Task brief → From the material below, copy each line that holds the word "What".

Study material →

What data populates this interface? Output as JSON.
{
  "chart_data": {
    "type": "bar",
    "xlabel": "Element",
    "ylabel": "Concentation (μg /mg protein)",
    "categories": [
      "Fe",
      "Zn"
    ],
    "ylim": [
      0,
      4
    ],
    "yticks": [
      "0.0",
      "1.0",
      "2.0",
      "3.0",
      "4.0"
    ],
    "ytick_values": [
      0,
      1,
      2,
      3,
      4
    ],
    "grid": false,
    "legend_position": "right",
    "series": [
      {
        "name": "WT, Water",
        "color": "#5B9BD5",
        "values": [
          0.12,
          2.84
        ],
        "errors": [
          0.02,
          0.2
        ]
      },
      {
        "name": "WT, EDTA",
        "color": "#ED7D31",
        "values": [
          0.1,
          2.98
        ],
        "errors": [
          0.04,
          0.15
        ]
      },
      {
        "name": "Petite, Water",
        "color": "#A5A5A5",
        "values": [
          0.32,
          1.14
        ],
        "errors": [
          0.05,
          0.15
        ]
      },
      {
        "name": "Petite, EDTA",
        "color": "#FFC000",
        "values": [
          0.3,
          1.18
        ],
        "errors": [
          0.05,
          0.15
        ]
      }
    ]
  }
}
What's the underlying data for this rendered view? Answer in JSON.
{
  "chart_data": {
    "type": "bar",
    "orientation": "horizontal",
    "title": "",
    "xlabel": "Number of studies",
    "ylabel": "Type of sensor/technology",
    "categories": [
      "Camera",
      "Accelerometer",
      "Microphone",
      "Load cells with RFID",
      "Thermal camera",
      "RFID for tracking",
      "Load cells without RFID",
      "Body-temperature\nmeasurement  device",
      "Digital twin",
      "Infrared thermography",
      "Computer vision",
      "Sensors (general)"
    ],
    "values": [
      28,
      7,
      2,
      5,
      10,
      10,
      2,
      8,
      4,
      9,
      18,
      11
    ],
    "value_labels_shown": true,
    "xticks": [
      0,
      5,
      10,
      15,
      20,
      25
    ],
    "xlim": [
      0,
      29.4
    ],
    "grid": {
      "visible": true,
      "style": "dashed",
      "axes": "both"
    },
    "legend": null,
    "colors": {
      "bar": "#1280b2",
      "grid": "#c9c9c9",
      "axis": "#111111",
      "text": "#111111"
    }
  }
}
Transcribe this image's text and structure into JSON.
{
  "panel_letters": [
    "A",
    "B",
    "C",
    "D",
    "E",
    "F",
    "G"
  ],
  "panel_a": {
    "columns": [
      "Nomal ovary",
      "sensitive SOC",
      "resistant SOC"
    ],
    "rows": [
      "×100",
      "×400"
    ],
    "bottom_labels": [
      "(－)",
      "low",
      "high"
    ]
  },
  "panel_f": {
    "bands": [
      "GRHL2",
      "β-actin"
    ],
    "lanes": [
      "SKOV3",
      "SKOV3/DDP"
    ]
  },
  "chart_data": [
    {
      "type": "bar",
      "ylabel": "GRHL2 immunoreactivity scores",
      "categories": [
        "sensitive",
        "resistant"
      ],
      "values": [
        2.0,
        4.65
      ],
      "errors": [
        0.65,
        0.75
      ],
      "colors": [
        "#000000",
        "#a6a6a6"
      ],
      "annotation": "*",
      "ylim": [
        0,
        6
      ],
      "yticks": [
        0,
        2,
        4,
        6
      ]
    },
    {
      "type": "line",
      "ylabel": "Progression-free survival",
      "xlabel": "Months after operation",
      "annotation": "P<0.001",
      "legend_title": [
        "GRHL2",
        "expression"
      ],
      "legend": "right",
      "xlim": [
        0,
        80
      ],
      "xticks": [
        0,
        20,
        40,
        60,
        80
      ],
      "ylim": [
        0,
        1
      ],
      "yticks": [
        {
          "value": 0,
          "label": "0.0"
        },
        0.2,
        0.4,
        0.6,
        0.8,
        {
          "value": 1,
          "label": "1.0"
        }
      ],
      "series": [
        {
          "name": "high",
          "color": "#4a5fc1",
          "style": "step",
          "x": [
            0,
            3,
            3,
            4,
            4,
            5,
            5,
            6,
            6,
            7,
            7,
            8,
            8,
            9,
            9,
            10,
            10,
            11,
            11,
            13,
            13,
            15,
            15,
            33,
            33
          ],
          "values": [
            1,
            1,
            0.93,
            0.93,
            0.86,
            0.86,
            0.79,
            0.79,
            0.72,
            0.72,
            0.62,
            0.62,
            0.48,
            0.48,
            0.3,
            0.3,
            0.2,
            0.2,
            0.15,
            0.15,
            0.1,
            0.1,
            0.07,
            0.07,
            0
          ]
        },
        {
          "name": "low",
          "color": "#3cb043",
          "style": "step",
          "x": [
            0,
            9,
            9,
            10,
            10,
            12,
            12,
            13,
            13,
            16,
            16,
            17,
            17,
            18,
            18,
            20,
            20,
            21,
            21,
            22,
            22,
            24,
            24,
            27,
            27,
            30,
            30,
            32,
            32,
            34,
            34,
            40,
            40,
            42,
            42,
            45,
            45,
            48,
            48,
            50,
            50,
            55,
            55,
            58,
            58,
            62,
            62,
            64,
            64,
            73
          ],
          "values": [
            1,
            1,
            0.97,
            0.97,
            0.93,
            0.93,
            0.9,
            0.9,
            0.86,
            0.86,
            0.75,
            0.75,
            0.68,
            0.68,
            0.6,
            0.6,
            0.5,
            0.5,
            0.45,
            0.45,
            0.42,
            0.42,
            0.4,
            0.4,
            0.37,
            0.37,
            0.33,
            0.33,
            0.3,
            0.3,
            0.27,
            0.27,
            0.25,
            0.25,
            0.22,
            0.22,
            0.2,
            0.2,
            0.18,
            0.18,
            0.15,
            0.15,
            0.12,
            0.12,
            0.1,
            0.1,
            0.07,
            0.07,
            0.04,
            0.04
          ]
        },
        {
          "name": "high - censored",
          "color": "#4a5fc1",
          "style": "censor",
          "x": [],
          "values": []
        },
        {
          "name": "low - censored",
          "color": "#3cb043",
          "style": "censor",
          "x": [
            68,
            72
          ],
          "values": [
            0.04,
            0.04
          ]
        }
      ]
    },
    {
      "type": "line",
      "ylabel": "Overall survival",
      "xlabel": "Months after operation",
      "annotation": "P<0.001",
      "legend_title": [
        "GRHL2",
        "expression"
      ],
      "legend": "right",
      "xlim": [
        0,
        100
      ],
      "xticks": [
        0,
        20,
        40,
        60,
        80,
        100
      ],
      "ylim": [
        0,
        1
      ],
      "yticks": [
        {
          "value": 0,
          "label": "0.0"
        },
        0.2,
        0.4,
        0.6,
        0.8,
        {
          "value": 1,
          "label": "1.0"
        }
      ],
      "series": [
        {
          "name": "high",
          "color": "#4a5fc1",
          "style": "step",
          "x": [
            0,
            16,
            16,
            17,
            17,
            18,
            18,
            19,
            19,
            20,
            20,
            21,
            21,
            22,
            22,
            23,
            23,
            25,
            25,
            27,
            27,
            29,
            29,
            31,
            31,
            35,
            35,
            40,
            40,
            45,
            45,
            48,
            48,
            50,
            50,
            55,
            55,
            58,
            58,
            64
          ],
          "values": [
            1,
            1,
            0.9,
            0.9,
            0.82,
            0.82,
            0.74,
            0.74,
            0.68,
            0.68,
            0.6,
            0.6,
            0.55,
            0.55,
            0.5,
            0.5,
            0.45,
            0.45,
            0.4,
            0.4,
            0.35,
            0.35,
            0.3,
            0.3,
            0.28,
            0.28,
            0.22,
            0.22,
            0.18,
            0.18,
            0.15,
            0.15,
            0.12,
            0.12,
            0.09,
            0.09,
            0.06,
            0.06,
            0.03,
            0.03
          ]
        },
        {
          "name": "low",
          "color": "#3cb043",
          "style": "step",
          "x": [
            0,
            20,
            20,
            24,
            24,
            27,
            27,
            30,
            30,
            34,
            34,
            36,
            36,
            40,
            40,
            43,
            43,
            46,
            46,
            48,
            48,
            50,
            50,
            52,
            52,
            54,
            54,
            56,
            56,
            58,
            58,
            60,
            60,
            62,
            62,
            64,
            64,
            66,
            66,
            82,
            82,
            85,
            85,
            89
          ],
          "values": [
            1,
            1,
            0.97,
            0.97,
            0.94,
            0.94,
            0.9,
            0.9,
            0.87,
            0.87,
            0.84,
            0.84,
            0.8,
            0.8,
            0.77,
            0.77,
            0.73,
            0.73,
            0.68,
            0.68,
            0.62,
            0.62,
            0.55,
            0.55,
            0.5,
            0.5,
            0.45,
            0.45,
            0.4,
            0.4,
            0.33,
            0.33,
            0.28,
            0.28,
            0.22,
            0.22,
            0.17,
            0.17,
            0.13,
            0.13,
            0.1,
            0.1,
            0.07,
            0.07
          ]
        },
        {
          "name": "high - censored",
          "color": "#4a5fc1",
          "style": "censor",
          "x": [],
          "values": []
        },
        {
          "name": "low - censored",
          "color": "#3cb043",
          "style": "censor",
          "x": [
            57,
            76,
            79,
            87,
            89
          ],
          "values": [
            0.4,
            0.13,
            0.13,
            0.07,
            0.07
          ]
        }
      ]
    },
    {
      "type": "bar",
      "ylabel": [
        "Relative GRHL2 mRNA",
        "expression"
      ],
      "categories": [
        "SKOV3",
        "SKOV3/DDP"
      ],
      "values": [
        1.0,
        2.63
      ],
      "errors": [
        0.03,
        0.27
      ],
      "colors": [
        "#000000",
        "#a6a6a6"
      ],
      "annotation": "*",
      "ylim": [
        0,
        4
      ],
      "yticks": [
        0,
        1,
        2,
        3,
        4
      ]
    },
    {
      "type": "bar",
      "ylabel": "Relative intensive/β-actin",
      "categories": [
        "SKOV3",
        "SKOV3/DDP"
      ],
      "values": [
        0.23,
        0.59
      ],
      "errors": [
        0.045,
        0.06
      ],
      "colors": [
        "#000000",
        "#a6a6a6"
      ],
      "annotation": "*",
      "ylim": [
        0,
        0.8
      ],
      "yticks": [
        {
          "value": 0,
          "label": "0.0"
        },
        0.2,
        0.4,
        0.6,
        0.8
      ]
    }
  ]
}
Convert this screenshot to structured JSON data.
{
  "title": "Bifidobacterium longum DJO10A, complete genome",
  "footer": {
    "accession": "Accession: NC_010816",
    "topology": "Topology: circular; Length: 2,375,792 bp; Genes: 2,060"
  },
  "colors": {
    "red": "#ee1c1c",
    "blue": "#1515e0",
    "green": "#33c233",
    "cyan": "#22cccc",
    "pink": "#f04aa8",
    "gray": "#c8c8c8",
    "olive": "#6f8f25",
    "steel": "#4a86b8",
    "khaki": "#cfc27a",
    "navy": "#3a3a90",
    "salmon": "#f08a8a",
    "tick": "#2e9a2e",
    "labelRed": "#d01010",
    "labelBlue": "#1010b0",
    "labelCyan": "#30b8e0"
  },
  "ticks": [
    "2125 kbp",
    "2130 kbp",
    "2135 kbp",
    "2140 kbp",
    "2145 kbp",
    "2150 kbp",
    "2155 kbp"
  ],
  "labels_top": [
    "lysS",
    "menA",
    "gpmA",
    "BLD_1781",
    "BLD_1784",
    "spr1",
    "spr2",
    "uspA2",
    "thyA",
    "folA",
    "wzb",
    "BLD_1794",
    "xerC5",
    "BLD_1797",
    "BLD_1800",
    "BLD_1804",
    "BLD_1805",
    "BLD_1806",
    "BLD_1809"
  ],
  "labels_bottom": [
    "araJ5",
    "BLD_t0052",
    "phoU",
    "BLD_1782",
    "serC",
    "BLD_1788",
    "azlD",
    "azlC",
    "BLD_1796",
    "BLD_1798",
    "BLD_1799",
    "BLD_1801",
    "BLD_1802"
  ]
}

Result for this task →
What data populates this interface? Output as JSON.
What's the underlying data for this rendered view? Answer in JSON.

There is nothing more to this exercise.